- _Set exercise_: Count every line that holds the string "susceptibility", then give that number alone.

Data excerpts:
--------------------------------

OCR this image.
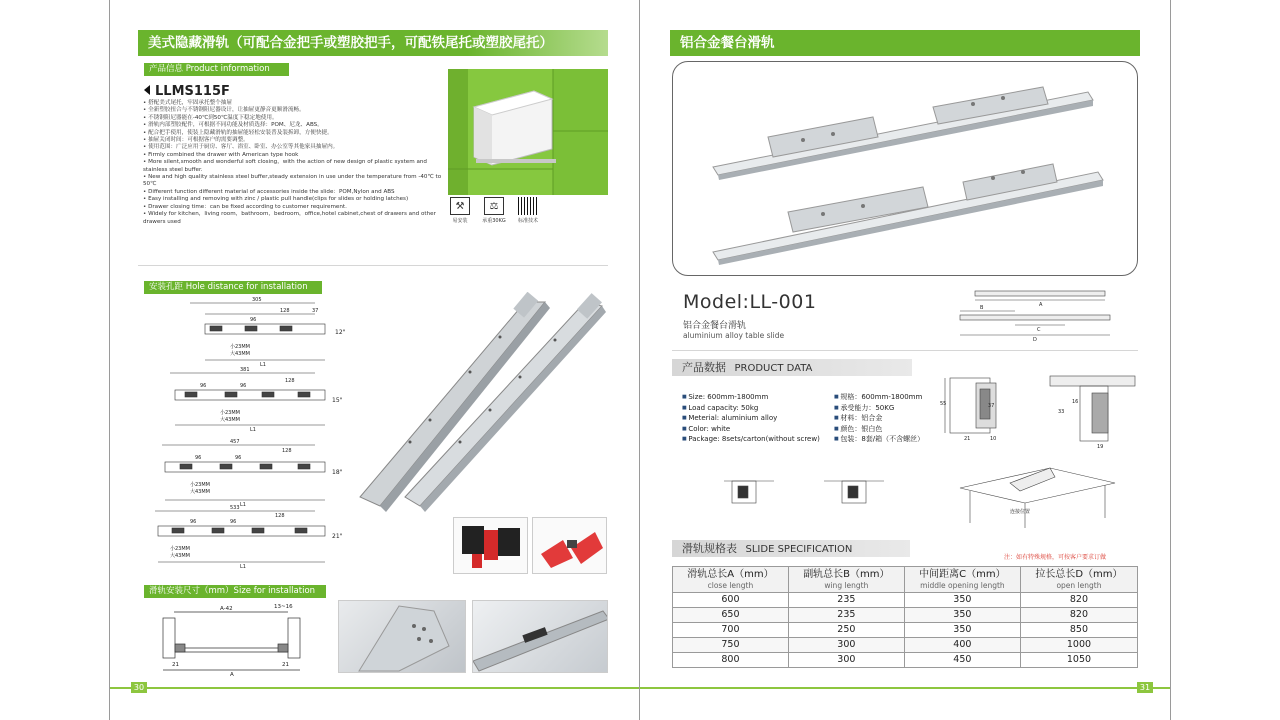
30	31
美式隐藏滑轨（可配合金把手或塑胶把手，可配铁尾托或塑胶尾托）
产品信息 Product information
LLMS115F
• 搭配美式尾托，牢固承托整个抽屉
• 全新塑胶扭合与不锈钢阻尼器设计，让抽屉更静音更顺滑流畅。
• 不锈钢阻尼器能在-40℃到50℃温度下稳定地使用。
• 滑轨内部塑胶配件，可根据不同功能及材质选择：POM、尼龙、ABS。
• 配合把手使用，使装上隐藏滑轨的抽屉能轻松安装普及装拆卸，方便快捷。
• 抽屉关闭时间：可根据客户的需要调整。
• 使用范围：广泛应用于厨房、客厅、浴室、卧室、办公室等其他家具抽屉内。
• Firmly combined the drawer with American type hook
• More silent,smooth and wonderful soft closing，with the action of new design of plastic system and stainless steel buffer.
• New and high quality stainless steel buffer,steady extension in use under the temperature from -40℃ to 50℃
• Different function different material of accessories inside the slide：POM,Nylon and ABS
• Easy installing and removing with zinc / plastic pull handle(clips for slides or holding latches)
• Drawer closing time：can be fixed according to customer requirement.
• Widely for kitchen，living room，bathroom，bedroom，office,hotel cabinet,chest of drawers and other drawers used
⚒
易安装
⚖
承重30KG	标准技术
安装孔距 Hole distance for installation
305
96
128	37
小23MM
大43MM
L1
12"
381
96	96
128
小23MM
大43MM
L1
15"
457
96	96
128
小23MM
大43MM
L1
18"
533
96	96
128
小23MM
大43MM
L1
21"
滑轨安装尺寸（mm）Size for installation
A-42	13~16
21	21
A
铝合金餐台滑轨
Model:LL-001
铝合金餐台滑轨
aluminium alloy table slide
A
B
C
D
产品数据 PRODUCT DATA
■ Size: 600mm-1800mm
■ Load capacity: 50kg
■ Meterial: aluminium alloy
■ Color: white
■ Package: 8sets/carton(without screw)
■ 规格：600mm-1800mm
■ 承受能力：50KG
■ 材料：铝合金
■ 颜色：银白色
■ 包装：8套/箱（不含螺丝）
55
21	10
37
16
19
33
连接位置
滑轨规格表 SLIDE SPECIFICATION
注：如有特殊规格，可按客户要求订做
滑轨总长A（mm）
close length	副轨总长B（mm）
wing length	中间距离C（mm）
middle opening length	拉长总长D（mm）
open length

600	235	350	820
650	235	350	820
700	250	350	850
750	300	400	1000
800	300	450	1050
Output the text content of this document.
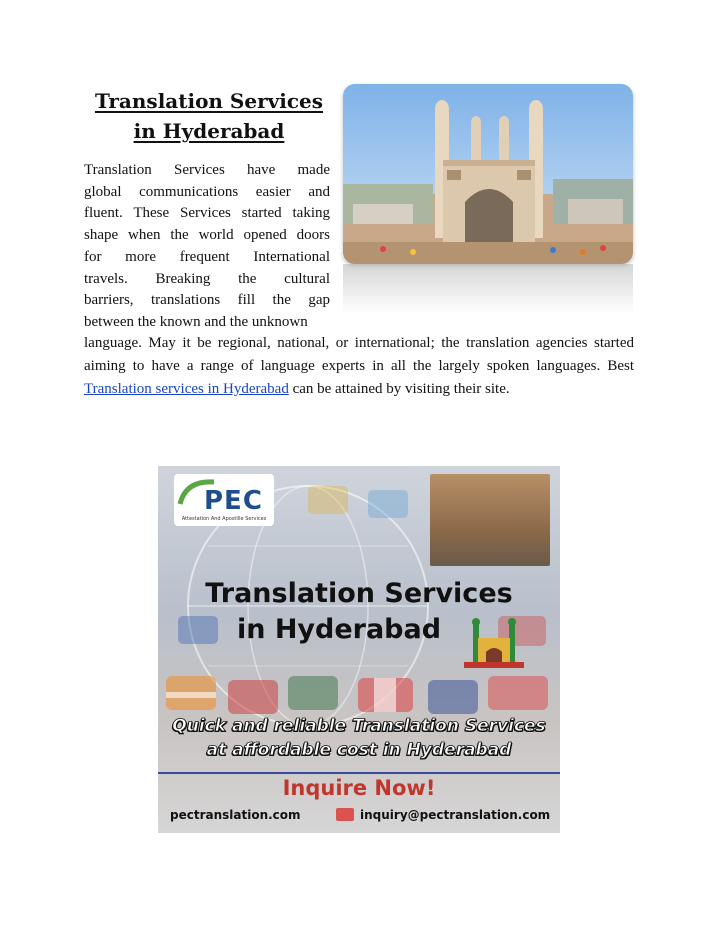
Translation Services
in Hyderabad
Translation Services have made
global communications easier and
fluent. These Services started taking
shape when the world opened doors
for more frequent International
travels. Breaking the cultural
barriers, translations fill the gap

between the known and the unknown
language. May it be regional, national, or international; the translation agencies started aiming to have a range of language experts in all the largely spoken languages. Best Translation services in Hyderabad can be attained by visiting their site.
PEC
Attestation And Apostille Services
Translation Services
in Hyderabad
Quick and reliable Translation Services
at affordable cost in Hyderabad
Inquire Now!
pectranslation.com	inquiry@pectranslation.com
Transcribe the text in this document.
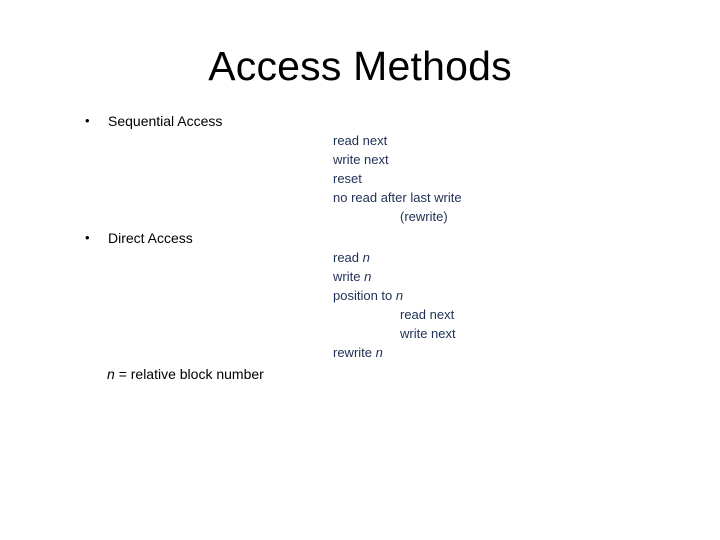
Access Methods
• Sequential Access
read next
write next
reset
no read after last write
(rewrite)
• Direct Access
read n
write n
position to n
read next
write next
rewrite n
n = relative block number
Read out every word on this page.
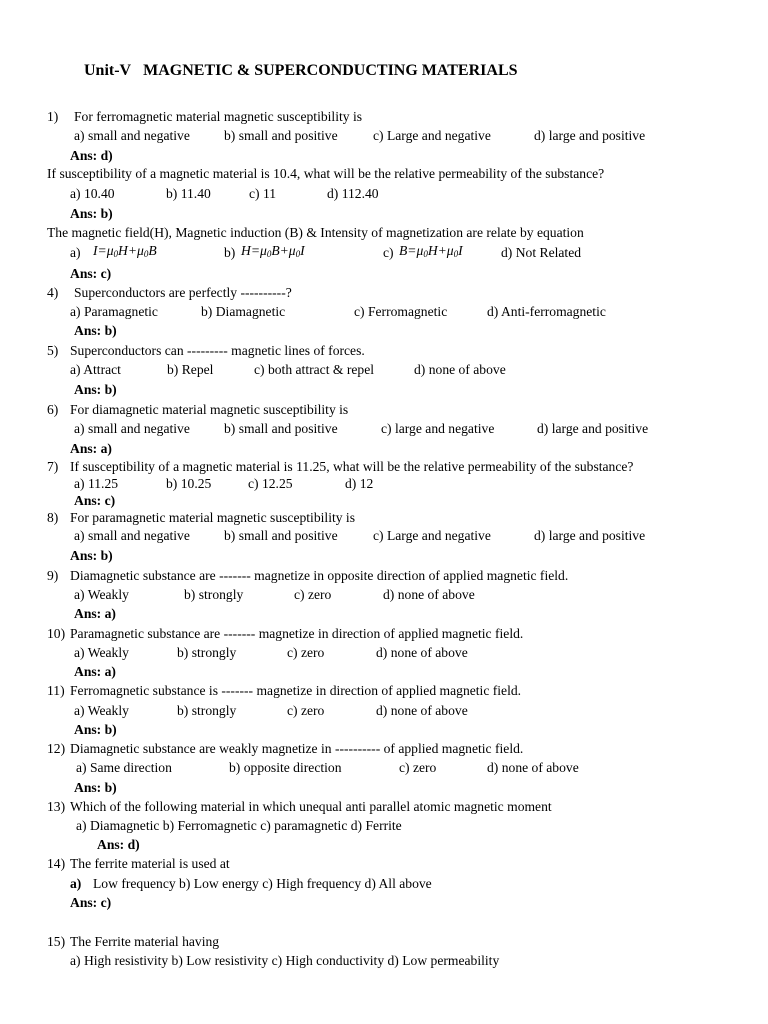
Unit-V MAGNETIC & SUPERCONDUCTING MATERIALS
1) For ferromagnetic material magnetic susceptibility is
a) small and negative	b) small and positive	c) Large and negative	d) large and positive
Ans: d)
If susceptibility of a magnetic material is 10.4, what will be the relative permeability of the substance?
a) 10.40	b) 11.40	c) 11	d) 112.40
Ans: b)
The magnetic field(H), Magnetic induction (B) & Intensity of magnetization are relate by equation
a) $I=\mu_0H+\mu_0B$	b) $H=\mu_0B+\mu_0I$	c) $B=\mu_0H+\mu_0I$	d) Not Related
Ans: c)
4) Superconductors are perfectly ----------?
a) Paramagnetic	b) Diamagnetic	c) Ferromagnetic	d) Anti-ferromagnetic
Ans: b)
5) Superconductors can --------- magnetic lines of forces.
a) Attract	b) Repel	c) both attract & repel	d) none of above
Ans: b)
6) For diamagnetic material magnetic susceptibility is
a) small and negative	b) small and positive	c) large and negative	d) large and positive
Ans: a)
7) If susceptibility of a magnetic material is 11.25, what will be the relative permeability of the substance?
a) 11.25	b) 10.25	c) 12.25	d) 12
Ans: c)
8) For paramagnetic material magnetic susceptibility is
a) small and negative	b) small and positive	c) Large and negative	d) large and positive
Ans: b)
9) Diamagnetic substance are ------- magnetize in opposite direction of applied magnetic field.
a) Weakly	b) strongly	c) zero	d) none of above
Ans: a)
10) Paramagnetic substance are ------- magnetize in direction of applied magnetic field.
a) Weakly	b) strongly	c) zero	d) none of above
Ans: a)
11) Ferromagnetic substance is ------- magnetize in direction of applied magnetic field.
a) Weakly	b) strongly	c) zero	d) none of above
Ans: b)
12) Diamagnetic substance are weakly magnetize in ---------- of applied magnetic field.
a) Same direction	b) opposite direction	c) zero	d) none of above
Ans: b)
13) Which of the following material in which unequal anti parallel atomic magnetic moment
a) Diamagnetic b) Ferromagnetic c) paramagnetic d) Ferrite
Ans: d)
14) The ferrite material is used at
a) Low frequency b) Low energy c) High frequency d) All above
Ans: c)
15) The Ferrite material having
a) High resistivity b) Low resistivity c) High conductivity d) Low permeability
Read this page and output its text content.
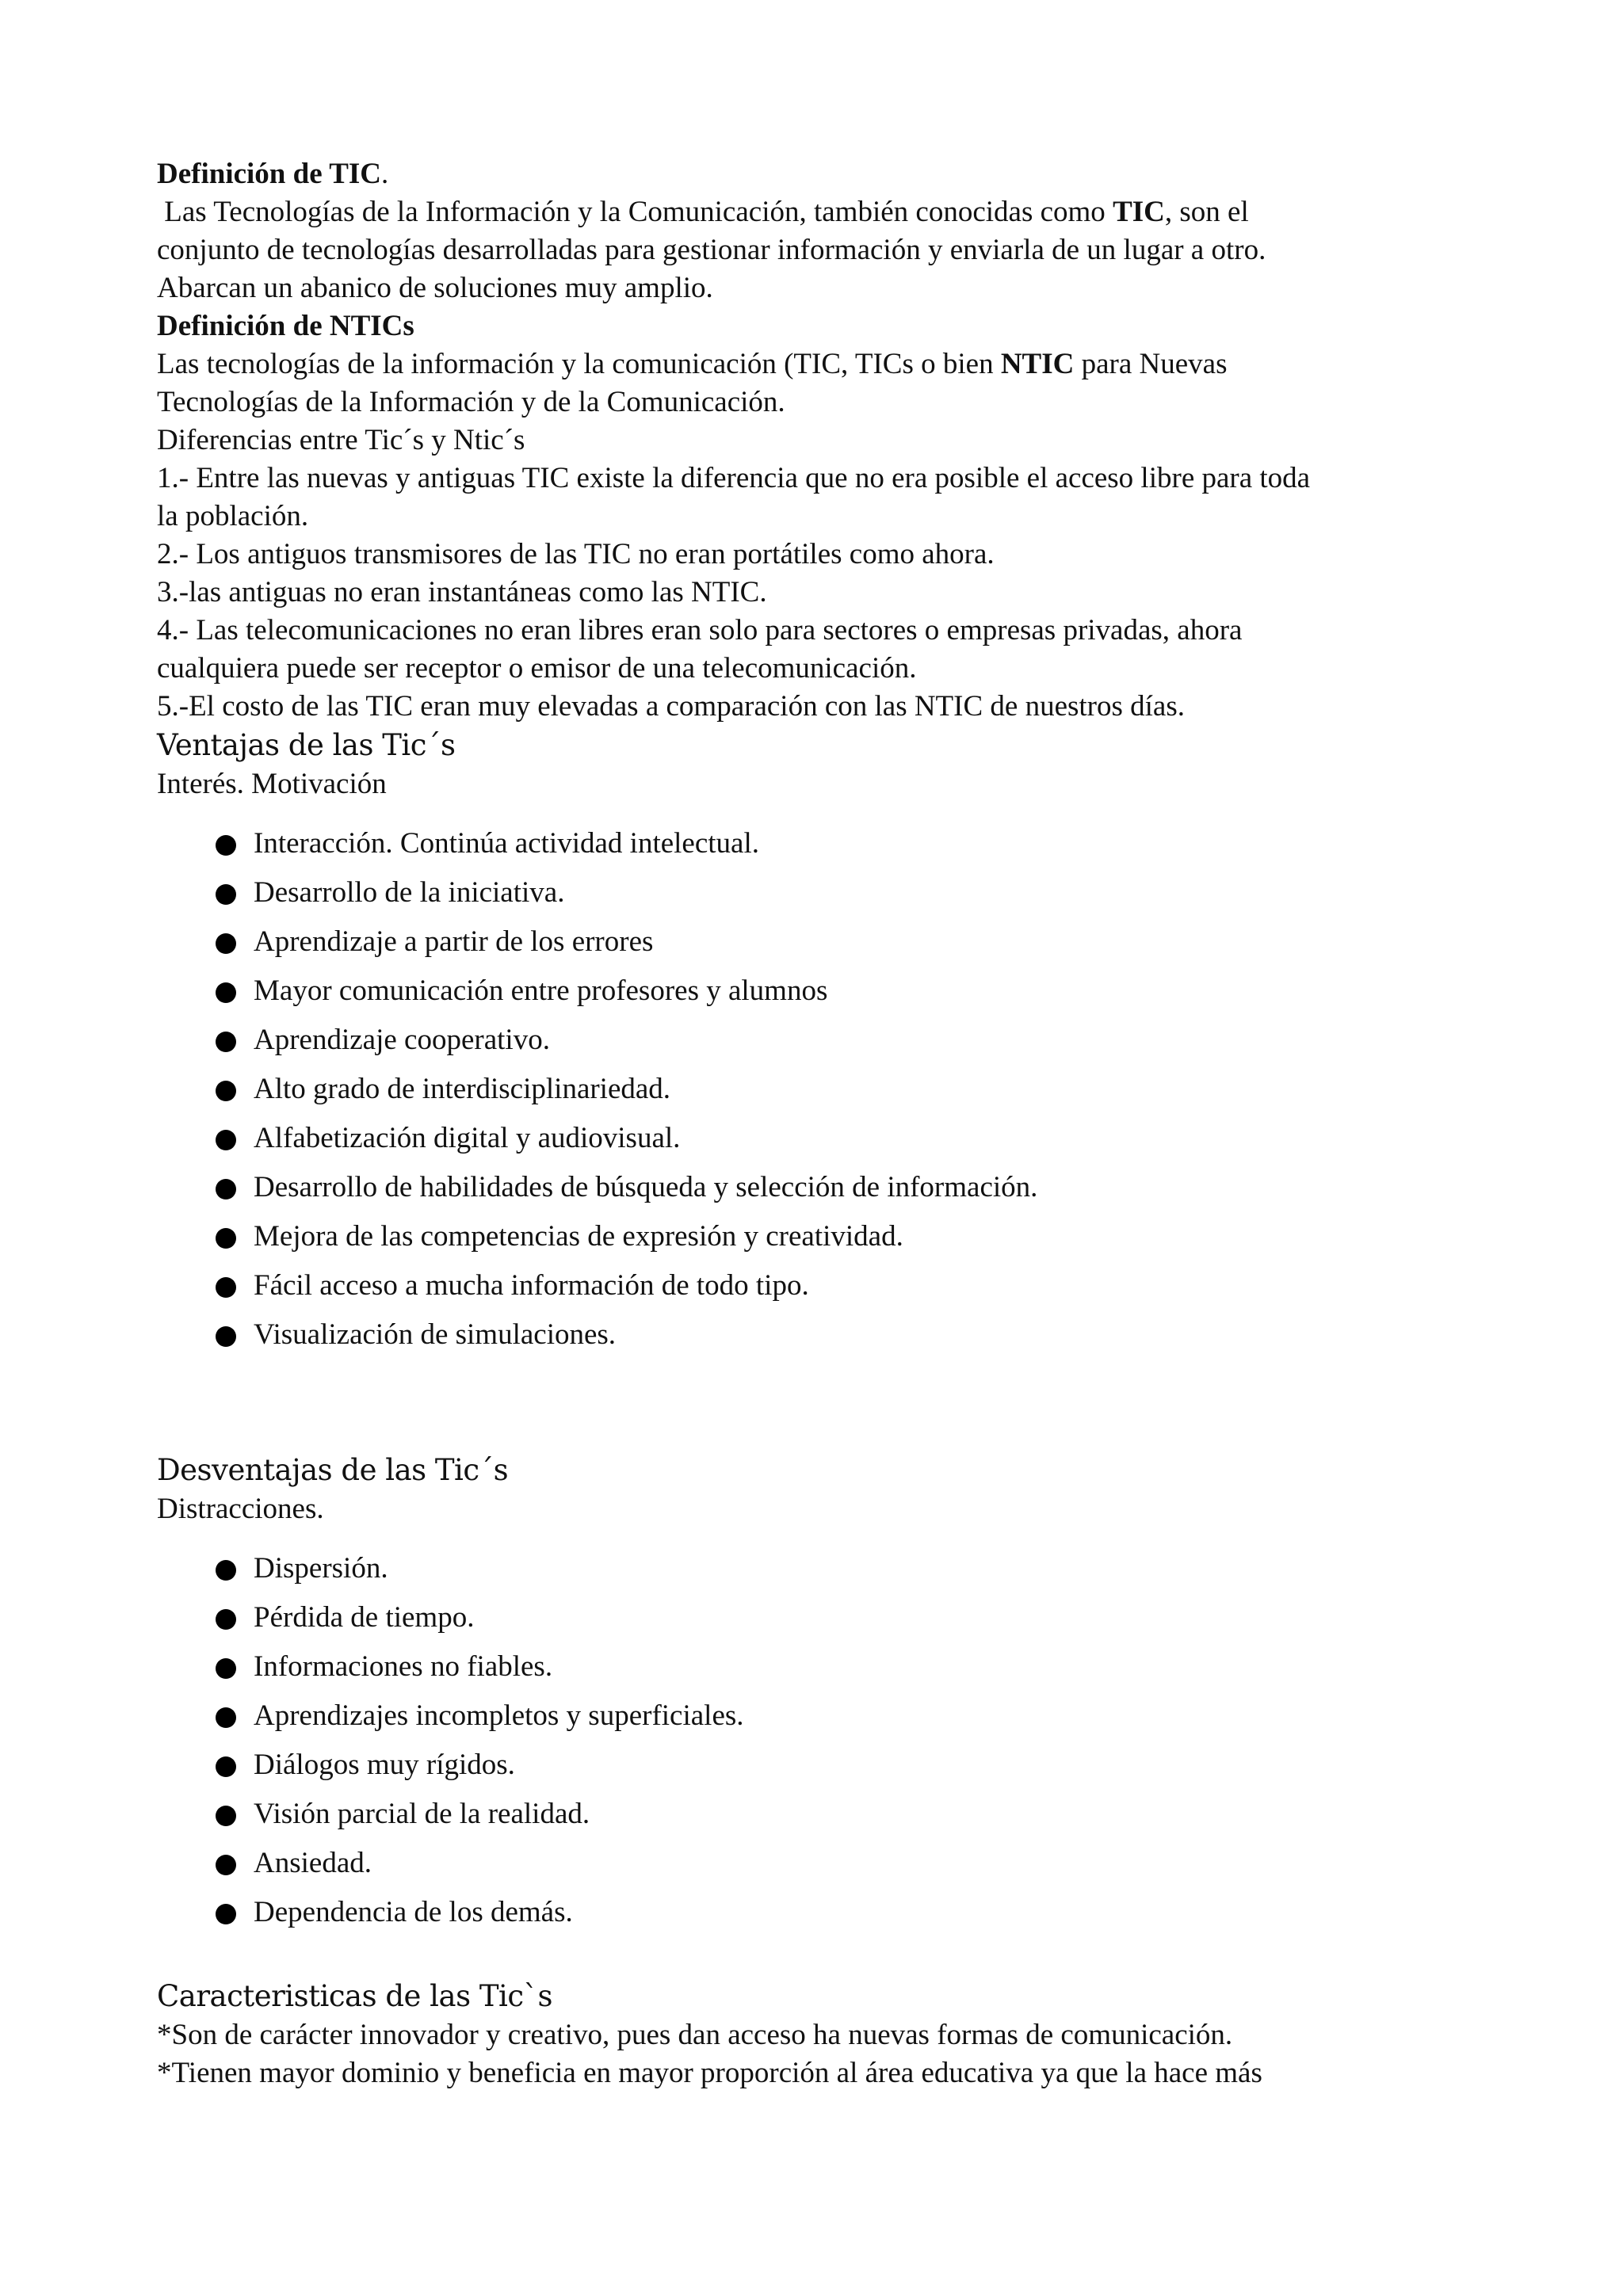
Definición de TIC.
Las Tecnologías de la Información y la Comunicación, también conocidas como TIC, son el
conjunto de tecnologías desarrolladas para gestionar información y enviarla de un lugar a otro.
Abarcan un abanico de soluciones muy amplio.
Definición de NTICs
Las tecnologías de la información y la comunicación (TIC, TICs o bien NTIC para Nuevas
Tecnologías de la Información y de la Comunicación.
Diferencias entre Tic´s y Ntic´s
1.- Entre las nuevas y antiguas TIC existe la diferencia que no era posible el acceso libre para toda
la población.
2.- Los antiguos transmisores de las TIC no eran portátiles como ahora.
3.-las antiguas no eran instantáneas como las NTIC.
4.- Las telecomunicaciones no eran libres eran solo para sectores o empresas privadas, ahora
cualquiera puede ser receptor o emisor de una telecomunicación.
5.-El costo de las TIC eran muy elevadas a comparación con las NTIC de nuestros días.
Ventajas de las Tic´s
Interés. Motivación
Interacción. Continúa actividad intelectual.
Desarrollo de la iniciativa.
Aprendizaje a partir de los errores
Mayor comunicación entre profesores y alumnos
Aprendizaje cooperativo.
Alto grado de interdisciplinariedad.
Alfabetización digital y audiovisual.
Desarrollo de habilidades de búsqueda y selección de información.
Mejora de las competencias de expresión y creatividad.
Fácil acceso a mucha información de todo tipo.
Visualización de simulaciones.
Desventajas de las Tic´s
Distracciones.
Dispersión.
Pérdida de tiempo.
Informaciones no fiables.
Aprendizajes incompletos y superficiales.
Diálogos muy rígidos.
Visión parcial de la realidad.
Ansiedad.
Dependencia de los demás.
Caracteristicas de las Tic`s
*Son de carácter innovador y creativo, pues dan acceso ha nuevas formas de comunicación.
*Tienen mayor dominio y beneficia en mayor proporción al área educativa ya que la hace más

--------------------------------

- _Output for this exercise_: 5